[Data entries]
>> START

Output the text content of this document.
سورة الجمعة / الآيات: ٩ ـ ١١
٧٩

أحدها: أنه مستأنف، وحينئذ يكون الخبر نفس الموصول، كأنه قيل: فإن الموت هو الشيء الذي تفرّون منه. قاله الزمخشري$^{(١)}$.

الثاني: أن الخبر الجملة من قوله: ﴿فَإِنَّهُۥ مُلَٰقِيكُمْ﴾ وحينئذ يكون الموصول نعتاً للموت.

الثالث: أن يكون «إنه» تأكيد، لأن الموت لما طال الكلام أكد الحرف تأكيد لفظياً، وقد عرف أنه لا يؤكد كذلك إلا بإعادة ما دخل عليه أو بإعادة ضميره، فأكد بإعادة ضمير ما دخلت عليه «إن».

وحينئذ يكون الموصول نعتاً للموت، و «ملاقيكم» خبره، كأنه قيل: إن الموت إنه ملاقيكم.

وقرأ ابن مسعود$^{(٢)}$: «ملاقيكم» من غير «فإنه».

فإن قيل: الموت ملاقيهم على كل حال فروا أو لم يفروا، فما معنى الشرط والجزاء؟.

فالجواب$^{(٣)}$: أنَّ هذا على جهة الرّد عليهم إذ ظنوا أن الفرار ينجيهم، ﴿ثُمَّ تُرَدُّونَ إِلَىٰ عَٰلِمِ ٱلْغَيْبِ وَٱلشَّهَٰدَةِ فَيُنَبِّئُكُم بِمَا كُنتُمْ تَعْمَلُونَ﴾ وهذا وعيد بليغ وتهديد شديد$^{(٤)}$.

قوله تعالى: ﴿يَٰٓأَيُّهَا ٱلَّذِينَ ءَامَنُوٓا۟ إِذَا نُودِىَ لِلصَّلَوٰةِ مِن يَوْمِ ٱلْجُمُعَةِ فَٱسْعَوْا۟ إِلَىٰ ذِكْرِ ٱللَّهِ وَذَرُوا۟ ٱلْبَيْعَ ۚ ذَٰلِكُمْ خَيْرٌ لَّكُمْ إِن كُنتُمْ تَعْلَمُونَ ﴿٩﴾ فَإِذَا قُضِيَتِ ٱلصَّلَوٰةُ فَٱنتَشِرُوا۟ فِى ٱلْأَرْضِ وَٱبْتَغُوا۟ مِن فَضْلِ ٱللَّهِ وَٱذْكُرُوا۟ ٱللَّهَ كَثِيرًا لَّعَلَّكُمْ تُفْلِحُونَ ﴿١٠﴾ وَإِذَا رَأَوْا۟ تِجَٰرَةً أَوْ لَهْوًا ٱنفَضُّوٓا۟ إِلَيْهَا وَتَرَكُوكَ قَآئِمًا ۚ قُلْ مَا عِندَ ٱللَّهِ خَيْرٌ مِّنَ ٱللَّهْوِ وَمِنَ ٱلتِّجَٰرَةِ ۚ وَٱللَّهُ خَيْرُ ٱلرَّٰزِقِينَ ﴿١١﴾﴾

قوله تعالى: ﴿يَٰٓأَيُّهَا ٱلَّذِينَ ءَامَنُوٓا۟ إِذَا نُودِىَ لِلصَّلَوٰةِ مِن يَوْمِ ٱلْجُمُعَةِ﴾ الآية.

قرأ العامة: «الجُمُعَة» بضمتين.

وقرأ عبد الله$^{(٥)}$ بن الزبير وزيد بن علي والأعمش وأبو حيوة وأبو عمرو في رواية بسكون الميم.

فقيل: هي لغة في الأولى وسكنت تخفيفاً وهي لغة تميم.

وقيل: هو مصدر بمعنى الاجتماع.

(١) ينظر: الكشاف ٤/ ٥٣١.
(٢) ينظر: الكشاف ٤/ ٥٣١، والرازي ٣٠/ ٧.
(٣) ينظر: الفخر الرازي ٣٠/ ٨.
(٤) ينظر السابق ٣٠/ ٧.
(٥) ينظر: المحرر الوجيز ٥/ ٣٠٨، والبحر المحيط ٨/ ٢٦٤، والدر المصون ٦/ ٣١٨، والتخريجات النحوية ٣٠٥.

>> END
>> START

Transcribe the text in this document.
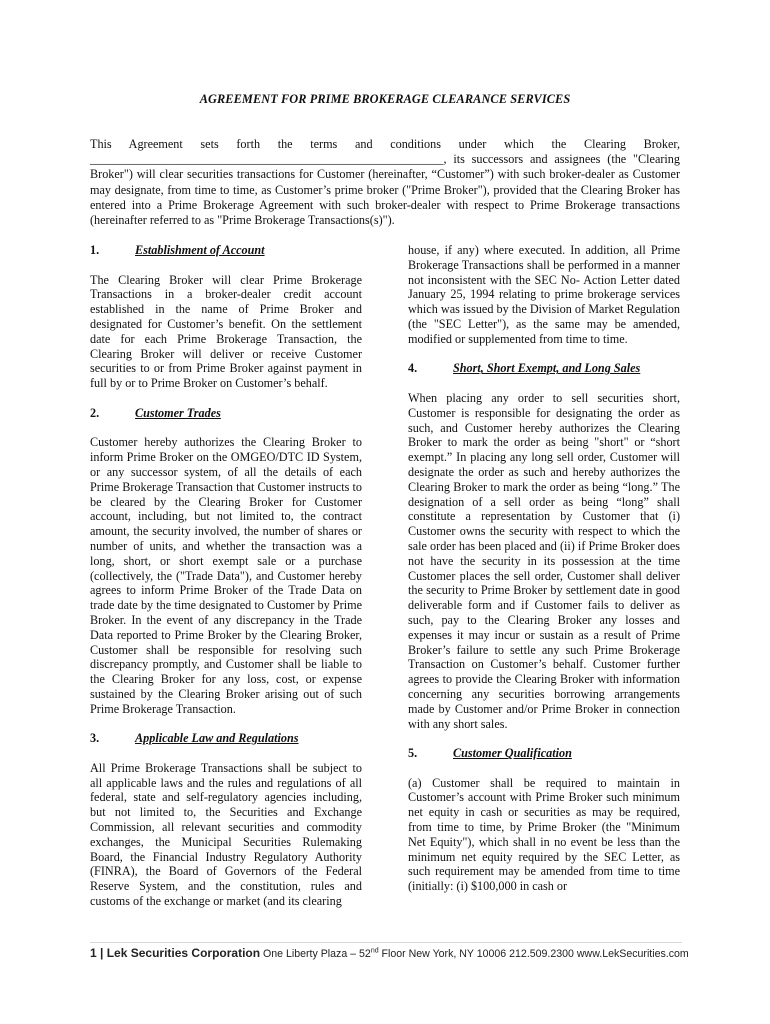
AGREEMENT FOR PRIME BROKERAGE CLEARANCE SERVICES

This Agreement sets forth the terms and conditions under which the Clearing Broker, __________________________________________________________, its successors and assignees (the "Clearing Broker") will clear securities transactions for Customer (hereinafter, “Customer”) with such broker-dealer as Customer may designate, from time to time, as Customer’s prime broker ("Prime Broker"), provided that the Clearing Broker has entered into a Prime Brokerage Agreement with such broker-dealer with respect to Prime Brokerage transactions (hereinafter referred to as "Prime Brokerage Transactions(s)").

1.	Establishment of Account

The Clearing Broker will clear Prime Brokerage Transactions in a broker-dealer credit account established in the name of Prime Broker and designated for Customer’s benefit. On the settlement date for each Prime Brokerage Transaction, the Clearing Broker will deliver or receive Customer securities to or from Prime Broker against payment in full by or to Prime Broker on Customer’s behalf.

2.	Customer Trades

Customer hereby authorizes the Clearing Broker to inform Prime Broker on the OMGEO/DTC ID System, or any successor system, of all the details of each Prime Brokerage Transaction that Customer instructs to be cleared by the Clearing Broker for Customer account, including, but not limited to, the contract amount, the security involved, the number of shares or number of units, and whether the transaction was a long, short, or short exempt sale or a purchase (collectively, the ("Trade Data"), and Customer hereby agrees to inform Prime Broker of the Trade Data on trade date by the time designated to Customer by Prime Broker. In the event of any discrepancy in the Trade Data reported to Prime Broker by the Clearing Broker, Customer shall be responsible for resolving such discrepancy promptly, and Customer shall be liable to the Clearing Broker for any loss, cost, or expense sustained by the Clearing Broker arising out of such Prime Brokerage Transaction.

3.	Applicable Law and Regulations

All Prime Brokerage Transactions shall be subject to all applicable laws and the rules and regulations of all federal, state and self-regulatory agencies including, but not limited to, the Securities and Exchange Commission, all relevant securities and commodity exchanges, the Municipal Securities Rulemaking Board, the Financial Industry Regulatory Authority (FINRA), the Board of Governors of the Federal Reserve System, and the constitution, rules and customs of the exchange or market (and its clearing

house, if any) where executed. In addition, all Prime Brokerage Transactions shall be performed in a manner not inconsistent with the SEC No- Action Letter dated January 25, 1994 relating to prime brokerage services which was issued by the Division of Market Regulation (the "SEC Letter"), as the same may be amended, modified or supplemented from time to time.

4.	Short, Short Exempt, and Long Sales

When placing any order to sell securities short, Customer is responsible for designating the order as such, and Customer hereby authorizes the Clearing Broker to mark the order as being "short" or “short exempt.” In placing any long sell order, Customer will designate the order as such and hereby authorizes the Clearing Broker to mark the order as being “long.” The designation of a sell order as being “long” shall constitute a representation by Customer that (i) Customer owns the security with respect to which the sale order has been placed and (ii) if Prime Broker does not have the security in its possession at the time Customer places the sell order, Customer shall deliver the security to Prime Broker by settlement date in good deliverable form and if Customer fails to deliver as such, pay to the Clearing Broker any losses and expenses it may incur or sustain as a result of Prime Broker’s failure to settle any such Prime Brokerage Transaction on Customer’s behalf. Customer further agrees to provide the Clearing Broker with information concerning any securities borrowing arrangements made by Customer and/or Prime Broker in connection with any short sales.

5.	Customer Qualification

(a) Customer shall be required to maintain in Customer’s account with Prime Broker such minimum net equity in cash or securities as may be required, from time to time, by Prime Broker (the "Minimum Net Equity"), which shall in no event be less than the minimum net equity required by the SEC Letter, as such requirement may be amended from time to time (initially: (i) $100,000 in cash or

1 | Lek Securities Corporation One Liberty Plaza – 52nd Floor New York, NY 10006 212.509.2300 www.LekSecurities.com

>> END
>> START

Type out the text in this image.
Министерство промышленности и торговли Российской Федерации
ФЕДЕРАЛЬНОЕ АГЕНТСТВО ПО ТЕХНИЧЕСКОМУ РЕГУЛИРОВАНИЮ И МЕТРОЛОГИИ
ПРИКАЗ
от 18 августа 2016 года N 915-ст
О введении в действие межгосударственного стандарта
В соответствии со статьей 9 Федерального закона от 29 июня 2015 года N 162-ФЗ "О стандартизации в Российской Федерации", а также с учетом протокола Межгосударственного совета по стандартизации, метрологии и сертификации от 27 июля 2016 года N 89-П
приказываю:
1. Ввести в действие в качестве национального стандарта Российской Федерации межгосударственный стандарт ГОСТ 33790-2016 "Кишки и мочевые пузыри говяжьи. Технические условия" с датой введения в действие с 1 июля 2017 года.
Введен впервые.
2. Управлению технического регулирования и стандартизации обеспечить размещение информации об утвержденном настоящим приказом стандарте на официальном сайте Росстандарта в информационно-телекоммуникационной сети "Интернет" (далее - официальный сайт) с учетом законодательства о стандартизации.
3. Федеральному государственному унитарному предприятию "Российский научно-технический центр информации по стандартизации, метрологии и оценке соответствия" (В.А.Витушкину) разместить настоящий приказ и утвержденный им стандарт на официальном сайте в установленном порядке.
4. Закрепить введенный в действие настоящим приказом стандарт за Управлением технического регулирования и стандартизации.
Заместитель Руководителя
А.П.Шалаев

>> END

REQUIREMENT:
Go through the records and show every line with the string "الموت" in it.

FULL RESPONSE:
أحدها: أنه مستأنف، وحينئذ يكون الخبر نفس الموصول، كأنه قيل: فإن الموت هو الشيء الذي تفرّون منه. قاله الزمخشري$^{(١)}$.
الثالث: أن يكون «إنه» تأكيد، لأن الموت لما طال الكلام أكد الحرف تأكيد لفظياً، وقد عرف أنه لا يؤكد كذلك إلا بإعادة ما دخل عليه أو بإعادة ضميره، فأكد بإعادة ضمير ما دخلت عليه «إن».
وحينئذ يكون الموصول نعتاً للموت، و «ملاقيكم» خبره، كأنه قيل: إن الموت إنه ملاقيكم.
فإن قيل: الموت ملاقيهم على كل حال فروا أو لم يفروا، فما معنى الشرط والجزاء؟.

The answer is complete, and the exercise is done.